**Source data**
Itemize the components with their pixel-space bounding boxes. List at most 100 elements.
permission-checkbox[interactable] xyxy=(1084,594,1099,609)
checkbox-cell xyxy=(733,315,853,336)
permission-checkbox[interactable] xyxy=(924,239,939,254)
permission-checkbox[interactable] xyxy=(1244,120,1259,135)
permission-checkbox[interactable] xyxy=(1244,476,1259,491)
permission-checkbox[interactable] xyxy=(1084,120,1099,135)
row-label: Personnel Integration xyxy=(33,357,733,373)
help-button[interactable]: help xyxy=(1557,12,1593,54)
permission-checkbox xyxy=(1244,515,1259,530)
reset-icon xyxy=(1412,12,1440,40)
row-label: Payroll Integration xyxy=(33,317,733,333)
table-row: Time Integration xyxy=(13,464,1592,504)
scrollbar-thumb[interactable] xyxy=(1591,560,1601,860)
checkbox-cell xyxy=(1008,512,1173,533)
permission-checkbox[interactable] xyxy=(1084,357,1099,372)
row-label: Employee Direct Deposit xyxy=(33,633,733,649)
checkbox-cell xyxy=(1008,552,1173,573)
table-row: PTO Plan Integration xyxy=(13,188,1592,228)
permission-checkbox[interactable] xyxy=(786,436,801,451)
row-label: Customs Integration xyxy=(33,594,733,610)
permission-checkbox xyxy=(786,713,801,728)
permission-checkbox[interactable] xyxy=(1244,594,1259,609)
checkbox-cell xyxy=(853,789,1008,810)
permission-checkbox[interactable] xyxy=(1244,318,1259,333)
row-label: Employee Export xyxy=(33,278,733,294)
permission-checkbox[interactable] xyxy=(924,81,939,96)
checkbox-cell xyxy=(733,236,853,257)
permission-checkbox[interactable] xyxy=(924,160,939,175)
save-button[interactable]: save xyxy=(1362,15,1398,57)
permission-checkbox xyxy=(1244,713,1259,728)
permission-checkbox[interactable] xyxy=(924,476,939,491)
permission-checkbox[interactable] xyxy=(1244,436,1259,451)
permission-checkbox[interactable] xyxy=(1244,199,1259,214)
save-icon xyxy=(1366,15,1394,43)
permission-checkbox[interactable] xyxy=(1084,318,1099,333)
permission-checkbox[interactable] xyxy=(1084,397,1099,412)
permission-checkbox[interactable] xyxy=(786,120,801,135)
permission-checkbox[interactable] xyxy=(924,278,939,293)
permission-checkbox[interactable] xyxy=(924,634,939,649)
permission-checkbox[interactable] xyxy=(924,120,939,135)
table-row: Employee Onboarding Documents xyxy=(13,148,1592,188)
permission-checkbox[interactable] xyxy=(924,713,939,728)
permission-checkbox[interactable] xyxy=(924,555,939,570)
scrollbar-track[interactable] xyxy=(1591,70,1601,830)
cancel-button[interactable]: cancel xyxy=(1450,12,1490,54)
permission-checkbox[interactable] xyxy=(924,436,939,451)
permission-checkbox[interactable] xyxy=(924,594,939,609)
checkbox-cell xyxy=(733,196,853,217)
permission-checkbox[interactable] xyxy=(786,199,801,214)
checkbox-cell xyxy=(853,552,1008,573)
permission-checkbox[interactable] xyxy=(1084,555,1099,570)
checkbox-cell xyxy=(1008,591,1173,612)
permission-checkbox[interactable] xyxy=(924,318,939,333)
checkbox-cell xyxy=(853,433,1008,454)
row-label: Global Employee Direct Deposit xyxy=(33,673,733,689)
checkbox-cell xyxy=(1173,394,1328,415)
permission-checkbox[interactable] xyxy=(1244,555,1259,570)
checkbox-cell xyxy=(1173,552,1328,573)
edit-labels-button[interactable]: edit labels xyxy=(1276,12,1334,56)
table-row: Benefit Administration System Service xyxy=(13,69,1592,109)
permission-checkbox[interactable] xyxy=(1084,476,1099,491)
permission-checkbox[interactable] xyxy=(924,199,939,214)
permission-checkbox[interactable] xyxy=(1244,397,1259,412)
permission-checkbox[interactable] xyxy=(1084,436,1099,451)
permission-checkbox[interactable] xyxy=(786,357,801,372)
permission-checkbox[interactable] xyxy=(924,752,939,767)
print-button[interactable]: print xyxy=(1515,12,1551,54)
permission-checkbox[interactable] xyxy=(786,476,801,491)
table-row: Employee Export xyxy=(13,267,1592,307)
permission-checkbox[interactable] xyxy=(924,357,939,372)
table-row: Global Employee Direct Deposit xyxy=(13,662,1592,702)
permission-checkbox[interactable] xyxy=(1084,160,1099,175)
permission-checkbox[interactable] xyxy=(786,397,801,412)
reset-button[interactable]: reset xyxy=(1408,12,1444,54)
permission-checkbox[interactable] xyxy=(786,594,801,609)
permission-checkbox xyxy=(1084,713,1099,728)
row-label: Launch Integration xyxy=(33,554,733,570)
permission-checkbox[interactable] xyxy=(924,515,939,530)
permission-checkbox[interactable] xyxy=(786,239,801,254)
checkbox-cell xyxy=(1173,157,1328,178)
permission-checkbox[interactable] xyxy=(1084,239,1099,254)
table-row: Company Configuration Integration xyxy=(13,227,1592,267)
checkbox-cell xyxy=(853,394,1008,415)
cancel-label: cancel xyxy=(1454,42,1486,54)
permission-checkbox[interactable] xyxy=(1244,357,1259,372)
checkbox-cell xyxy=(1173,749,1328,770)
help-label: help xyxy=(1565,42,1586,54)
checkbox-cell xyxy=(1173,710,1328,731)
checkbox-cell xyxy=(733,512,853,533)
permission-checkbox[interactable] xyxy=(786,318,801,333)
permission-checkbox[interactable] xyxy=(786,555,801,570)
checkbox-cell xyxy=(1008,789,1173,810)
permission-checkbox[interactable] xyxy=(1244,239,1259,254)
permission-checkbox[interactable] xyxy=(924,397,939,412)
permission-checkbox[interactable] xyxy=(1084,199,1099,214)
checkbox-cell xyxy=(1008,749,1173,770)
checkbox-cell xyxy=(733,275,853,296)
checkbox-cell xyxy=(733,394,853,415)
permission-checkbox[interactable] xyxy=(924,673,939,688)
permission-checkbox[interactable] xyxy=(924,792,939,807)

**Exercise aim**
Rewrite every line in the items above as a numbered list, omitting any blank lines.

**Full output**
1. Itemize the components with their pixel-space bounding boxes. List at most 100 elements.
2. permission-checkbox[interactable] xyxy=(1084,594,1099,609)
3. checkbox-cell xyxy=(733,315,853,336)
4. permission-checkbox[interactable] xyxy=(924,239,939,254)
5. permission-checkbox[interactable] xyxy=(1244,120,1259,135)
6. permission-checkbox[interactable] xyxy=(1244,476,1259,491)
7. permission-checkbox[interactable] xyxy=(1084,120,1099,135)
8. row-label: Personnel Integration xyxy=(33,357,733,373)
9. help-button[interactable]: help xyxy=(1557,12,1593,54)
10. permission-checkbox xyxy=(1244,515,1259,530)
11. reset-icon xyxy=(1412,12,1440,40)
12. row-label: Payroll Integration xyxy=(33,317,733,333)
13. table-row: Time Integration xyxy=(13,464,1592,504)
14. scrollbar-thumb[interactable] xyxy=(1591,560,1601,860)
15. checkbox-cell xyxy=(1008,512,1173,533)
16. permission-checkbox[interactable] xyxy=(1084,357,1099,372)
17. row-label: Employee Direct Deposit xyxy=(33,633,733,649)
18. checkbox-cell xyxy=(1008,552,1173,573)
19. table-row: PTO Plan Integration xyxy=(13,188,1592,228)
20. permission-checkbox[interactable] xyxy=(786,436,801,451)
21. row-label: Customs Integration xyxy=(33,594,733,610)
22. permission-checkbox xyxy=(786,713,801,728)
23. permission-checkbox[interactable] xyxy=(1244,594,1259,609)
24. checkbox-cell xyxy=(853,789,1008,810)
25. permission-checkbox[interactable] xyxy=(1244,318,1259,333)
26. row-label: Employee Export xyxy=(33,278,733,294)
27. permission-checkbox[interactable] xyxy=(924,81,939,96)
28. checkbox-cell xyxy=(733,236,853,257)
29. permission-checkbox[interactable] xyxy=(924,160,939,175)
30. save-button[interactable]: save xyxy=(1362,15,1398,57)
31. permission-checkbox xyxy=(1244,713,1259,728)
32. permission-checkbox[interactable] xyxy=(924,476,939,491)
33. permission-checkbox[interactable] xyxy=(1244,436,1259,451)
34. permission-checkbox[interactable] xyxy=(1244,199,1259,214)
35. save-icon xyxy=(1366,15,1394,43)
36. permission-checkbox[interactable] xyxy=(1084,318,1099,333)
37. permission-checkbox[interactable] xyxy=(1084,397,1099,412)
38. permission-checkbox[interactable] xyxy=(786,120,801,135)
39. permission-checkbox[interactable] xyxy=(924,278,939,293)
40. permission-checkbox[interactable] xyxy=(924,634,939,649)
41. permission-checkbox[interactable] xyxy=(924,120,939,135)
42. table-row: Employee Onboarding Documents xyxy=(13,148,1592,188)
43. permission-checkbox[interactable] xyxy=(924,713,939,728)
44. permission-checkbox[interactable] xyxy=(924,555,939,570)
45. scrollbar-track[interactable] xyxy=(1591,70,1601,830)
46. cancel-button[interactable]: cancel xyxy=(1450,12,1490,54)
47. permission-checkbox[interactable] xyxy=(924,436,939,451)
48. permission-checkbox[interactable] xyxy=(924,594,939,609)
49. checkbox-cell xyxy=(733,196,853,217)
50. permission-checkbox[interactable] xyxy=(786,199,801,214)
51. checkbox-cell xyxy=(853,552,1008,573)
52. permission-checkbox[interactable] xyxy=(1084,555,1099,570)
53. checkbox-cell xyxy=(1008,591,1173,612)
54. permission-checkbox[interactable] xyxy=(924,318,939,333)
55. checkbox-cell xyxy=(853,433,1008,454)
56. row-label: Global Employee Direct Deposit xyxy=(33,673,733,689)
57. checkbox-cell xyxy=(1173,394,1328,415)
58. permission-checkbox[interactable] xyxy=(1244,555,1259,570)
59. checkbox-cell xyxy=(1173,552,1328,573)
60. edit-labels-button[interactable]: edit labels xyxy=(1276,12,1334,56)
61. table-row: Benefit Administration System Service xyxy=(13,69,1592,109)
62. permission-checkbox[interactable] xyxy=(1084,476,1099,491)
63. permission-checkbox[interactable] xyxy=(924,199,939,214)
64. permission-checkbox[interactable] xyxy=(1244,397,1259,412)
65. permission-checkbox[interactable] xyxy=(1084,436,1099,451)
66. permission-checkbox[interactable] xyxy=(786,357,801,372)
67. permission-checkbox[interactable] xyxy=(924,752,939,767)
68. print-button[interactable]: print xyxy=(1515,12,1551,54)
69. permission-checkbox[interactable] xyxy=(786,476,801,491)
70. table-row: Employee Export xyxy=(13,267,1592,307)
71. permission-checkbox[interactable] xyxy=(924,357,939,372)
72. table-row: Global Employee Direct Deposit xyxy=(13,662,1592,702)
73. permission-checkbox[interactable] xyxy=(1084,160,1099,175)
74. permission-checkbox[interactable] xyxy=(786,397,801,412)
75. reset-button[interactable]: reset xyxy=(1408,12,1444,54)
76. permission-checkbox[interactable] xyxy=(786,594,801,609)
77. permission-checkbox xyxy=(1084,713,1099,728)
78. row-label: Launch Integration xyxy=(33,554,733,570)
79. permission-checkbox[interactable] xyxy=(924,515,939,530)
80. permission-checkbox[interactable] xyxy=(786,239,801,254)
81. checkbox-cell xyxy=(1173,157,1328,178)
82. permission-checkbox[interactable] xyxy=(1084,239,1099,254)
83. table-row: Company Configuration Integration xyxy=(13,227,1592,267)
84. checkbox-cell xyxy=(853,394,1008,415)
85. cancel-label: cancel xyxy=(1454,42,1486,54)
86. permission-checkbox[interactable] xyxy=(1244,357,1259,372)
87. checkbox-cell xyxy=(1173,749,1328,770)
88. help-label: help xyxy=(1565,42,1586,54)
89. checkbox-cell xyxy=(1173,710,1328,731)
90. checkbox-cell xyxy=(733,512,853,533)
91. permission-checkbox[interactable] xyxy=(786,318,801,333)
92. permission-checkbox[interactable] xyxy=(786,555,801,570)
93. checkbox-cell xyxy=(1008,789,1173,810)
94. permission-checkbox[interactable] xyxy=(1244,239,1259,254)
95. permission-checkbox[interactable] xyxy=(924,397,939,412)
96. permission-checkbox[interactable] xyxy=(1084,199,1099,214)
97. checkbox-cell xyxy=(1008,749,1173,770)
98. checkbox-cell xyxy=(733,275,853,296)
99. checkbox-cell xyxy=(733,394,853,415)
100. permission-checkbox[interactable] xyxy=(924,673,939,688)
101. permission-checkbox[interactable] xyxy=(924,792,939,807)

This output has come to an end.